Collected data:
┄┄┄┄┄┄┄┄┄┄
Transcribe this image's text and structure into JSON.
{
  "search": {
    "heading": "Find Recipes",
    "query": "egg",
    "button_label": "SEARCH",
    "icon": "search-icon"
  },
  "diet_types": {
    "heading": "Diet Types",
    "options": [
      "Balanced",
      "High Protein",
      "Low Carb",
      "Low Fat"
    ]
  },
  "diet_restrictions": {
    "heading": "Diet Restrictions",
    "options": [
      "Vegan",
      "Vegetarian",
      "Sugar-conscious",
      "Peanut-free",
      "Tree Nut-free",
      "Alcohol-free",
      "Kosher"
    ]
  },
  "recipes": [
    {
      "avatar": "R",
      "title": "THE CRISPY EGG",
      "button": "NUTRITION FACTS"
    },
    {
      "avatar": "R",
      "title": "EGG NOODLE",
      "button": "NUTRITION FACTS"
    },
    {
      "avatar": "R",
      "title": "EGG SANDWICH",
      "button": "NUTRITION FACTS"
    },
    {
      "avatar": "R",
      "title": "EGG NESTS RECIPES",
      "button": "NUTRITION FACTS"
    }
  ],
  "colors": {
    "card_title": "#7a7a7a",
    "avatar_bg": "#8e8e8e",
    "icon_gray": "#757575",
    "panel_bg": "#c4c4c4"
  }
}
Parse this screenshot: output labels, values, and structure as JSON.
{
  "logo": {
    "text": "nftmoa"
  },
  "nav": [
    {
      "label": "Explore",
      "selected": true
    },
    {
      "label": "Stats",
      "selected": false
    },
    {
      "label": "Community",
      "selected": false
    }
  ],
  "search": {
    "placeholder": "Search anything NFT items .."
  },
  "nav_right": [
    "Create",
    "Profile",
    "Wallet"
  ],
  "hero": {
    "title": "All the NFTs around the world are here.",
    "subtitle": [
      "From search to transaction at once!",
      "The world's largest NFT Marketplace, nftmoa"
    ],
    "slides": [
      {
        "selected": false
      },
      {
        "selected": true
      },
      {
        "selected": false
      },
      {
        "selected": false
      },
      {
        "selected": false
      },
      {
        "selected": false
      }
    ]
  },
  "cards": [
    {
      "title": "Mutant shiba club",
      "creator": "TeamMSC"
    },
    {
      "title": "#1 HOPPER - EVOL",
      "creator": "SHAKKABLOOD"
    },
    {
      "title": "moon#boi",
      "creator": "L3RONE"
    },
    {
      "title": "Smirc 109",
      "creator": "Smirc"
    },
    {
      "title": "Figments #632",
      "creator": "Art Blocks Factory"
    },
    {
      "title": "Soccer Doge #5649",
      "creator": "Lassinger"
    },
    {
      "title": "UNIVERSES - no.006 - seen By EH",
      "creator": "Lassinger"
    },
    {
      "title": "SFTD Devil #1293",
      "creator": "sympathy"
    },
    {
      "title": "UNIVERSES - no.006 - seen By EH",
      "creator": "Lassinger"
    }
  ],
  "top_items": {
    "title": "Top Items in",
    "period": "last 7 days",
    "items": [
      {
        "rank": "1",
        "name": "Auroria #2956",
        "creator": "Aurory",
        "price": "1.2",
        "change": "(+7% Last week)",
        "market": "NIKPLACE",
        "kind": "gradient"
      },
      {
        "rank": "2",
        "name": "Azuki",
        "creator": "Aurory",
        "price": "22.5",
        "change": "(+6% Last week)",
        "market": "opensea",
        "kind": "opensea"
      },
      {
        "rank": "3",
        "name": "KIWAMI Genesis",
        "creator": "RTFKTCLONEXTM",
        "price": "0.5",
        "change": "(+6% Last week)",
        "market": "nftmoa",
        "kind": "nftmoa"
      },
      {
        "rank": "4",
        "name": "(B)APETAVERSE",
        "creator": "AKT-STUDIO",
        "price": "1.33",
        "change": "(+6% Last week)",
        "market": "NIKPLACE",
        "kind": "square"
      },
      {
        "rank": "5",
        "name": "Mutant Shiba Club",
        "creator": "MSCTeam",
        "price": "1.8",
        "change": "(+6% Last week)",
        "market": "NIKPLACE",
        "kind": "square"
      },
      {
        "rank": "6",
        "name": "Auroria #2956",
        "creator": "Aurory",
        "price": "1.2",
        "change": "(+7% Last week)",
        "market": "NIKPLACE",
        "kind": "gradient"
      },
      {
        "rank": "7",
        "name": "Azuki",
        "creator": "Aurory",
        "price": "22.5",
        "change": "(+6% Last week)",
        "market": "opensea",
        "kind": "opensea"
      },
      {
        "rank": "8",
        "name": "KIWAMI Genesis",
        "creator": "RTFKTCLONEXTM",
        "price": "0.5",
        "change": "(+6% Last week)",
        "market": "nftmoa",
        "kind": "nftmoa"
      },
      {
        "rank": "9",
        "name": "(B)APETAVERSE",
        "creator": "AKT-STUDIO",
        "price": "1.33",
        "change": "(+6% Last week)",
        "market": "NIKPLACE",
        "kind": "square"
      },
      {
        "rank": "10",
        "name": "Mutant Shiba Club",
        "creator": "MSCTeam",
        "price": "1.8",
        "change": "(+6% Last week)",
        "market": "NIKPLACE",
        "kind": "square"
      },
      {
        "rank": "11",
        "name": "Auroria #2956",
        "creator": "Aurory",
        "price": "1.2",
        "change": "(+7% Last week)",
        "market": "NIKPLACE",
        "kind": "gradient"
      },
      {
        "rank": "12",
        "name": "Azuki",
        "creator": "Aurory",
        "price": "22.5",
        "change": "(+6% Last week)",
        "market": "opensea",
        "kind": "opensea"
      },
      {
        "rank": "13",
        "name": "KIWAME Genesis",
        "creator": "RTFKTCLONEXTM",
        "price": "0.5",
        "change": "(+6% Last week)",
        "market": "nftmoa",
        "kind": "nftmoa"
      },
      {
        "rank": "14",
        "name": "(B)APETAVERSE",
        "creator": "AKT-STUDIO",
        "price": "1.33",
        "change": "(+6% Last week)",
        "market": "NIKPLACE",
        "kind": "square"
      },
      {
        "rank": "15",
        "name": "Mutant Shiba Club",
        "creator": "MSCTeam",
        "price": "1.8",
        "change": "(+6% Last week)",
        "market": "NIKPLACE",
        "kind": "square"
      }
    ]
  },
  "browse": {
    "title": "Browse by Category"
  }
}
┄┄┄┄┄┄┄┄┄┄
Description of the task: From the first line to the last, retype the records exactly as they stand above.

Written answer:
Transcribe this image's text and structure into JSON.
{
  "search": {
    "heading": "Find Recipes",
    "query": "egg",
    "button_label": "SEARCH",
    "icon": "search-icon"
  },
  "diet_types": {
    "heading": "Diet Types",
    "options": [
      "Balanced",
      "High Protein",
      "Low Carb",
      "Low Fat"
    ]
  },
  "diet_restrictions": {
    "heading": "Diet Restrictions",
    "options": [
      "Vegan",
      "Vegetarian",
      "Sugar-conscious",
      "Peanut-free",
      "Tree Nut-free",
      "Alcohol-free",
      "Kosher"
    ]
  },
  "recipes": [
    {
      "avatar": "R",
      "title": "THE CRISPY EGG",
      "button": "NUTRITION FACTS"
    },
    {
      "avatar": "R",
      "title": "EGG NOODLE",
      "button": "NUTRITION FACTS"
    },
    {
      "avatar": "R",
      "title": "EGG SANDWICH",
      "button": "NUTRITION FACTS"
    },
    {
      "avatar": "R",
      "title": "EGG NESTS RECIPES",
      "button": "NUTRITION FACTS"
    }
  ],
  "colors": {
    "card_title": "#7a7a7a",
    "avatar_bg": "#8e8e8e",
    "icon_gray": "#757575",
    "panel_bg": "#c4c4c4"
  }
}
Parse this screenshot: output labels, values, and structure as JSON.
{
  "logo": {
    "text": "nftmoa"
  },
  "nav": [
    {
      "label": "Explore",
      "selected": true
    },
    {
      "label": "Stats",
      "selected": false
    },
    {
      "label": "Community",
      "selected": false
    }
  ],
  "search": {
    "placeholder": "Search anything NFT items .."
  },
  "nav_right": [
    "Create",
    "Profile",
    "Wallet"
  ],
  "hero": {
    "title": "All the NFTs around the world are here.",
    "subtitle": [
      "From search to transaction at once!",
      "The world's largest NFT Marketplace, nftmoa"
    ],
    "slides": [
      {
        "selected": false
      },
      {
        "selected": true
      },
      {
        "selected": false
      },
      {
        "selected": false
      },
      {
        "selected": false
      },
      {
        "selected": false
      }
    ]
  },
  "cards": [
    {
      "title": "Mutant shiba club",
      "creator": "TeamMSC"
    },
    {
      "title": "#1 HOPPER - EVOL",
      "creator": "SHAKKABLOOD"
    },
    {
      "title": "moon#boi",
      "creator": "L3RONE"
    },
    {
      "title": "Smirc 109",
      "creator": "Smirc"
    },
    {
      "title": "Figments #632",
      "creator": "Art Blocks Factory"
    },
    {
      "title": "Soccer Doge #5649",
      "creator": "Lassinger"
    },
    {
      "title": "UNIVERSES - no.006 - seen By EH",
      "creator": "Lassinger"
    },
    {
      "title": "SFTD Devil #1293",
      "creator": "sympathy"
    },
    {
      "title": "UNIVERSES - no.006 - seen By EH",
      "creator": "Lassinger"
    }
  ],
  "top_items": {
    "title": "Top Items in",
    "period": "last 7 days",
    "items": [
      {
        "rank": "1",
        "name": "Auroria #2956",
        "creator": "Aurory",
        "price": "1.2",
        "change": "(+7% Last week)",
        "market": "NIKPLACE",
        "kind": "gradient"
      },
      {
        "rank": "2",
        "name": "Azuki",
        "creator": "Aurory",
        "price": "22.5",
        "change": "(+6% Last week)",
        "market": "opensea",
        "kind": "opensea"
      },
      {
        "rank": "3",
        "name": "KIWAMI Genesis",
        "creator": "RTFKTCLONEXTM",
        "price": "0.5",
        "change": "(+6% Last week)",
        "market": "nftmoa",
        "kind": "nftmoa"
      },
      {
        "rank": "4",
        "name": "(B)APETAVERSE",
        "creator": "AKT-STUDIO",
        "price": "1.33",
        "change": "(+6% Last week)",
        "market": "NIKPLACE",
        "kind": "square"
      },
      {
        "rank": "5",
        "name": "Mutant Shiba Club",
        "creator": "MSCTeam",
        "price": "1.8",
        "change": "(+6% Last week)",
        "market": "NIKPLACE",
        "kind": "square"
      },
      {
        "rank": "6",
        "name": "Auroria #2956",
        "creator": "Aurory",
        "price": "1.2",
        "change": "(+7% Last week)",
        "market": "NIKPLACE",
        "kind": "gradient"
      },
      {
        "rank": "7",
        "name": "Azuki",
        "creator": "Aurory",
        "price": "22.5",
        "change": "(+6% Last week)",
        "market": "opensea",
        "kind": "opensea"
      },
      {
        "rank": "8",
        "name": "KIWAMI Genesis",
        "creator": "RTFKTCLONEXTM",
        "price": "0.5",
        "change": "(+6% Last week)",
        "market": "nftmoa",
        "kind": "nftmoa"
      },
      {
        "rank": "9",
        "name": "(B)APETAVERSE",
        "creator": "AKT-STUDIO",
        "price": "1.33",
        "change": "(+6% Last week)",
        "market": "NIKPLACE",
        "kind": "square"
      },
      {
        "rank": "10",
        "name": "Mutant Shiba Club",
        "creator": "MSCTeam",
        "price": "1.8",
        "change": "(+6% Last week)",
        "market": "NIKPLACE",
        "kind": "square"
      },
      {
        "rank": "11",
        "name": "Auroria #2956",
        "creator": "Aurory",
        "price": "1.2",
        "change": "(+7% Last week)",
        "market": "NIKPLACE",
        "kind": "gradient"
      },
      {
        "rank": "12",
        "name": "Azuki",
        "creator": "Aurory",
        "price": "22.5",
        "change": "(+6% Last week)",
        "market": "opensea",
        "kind": "opensea"
      },
      {
        "rank": "13",
        "name": "KIWAME Genesis",
        "creator": "RTFKTCLONEXTM",
        "price": "0.5",
        "change": "(+6% Last week)",
        "market": "nftmoa",
        "kind": "nftmoa"
      },
      {
        "rank": "14",
        "name": "(B)APETAVERSE",
        "creator": "AKT-STUDIO",
        "price": "1.33",
        "change": "(+6% Last week)",
        "market": "NIKPLACE",
        "kind": "square"
      },
      {
        "rank": "15",
        "name": "Mutant Shiba Club",
        "creator": "MSCTeam",
        "price": "1.8",
        "change": "(+6% Last week)",
        "market": "NIKPLACE",
        "kind": "square"
      }
    ]
  },
  "browse": {
    "title": "Browse by Category"
  }
}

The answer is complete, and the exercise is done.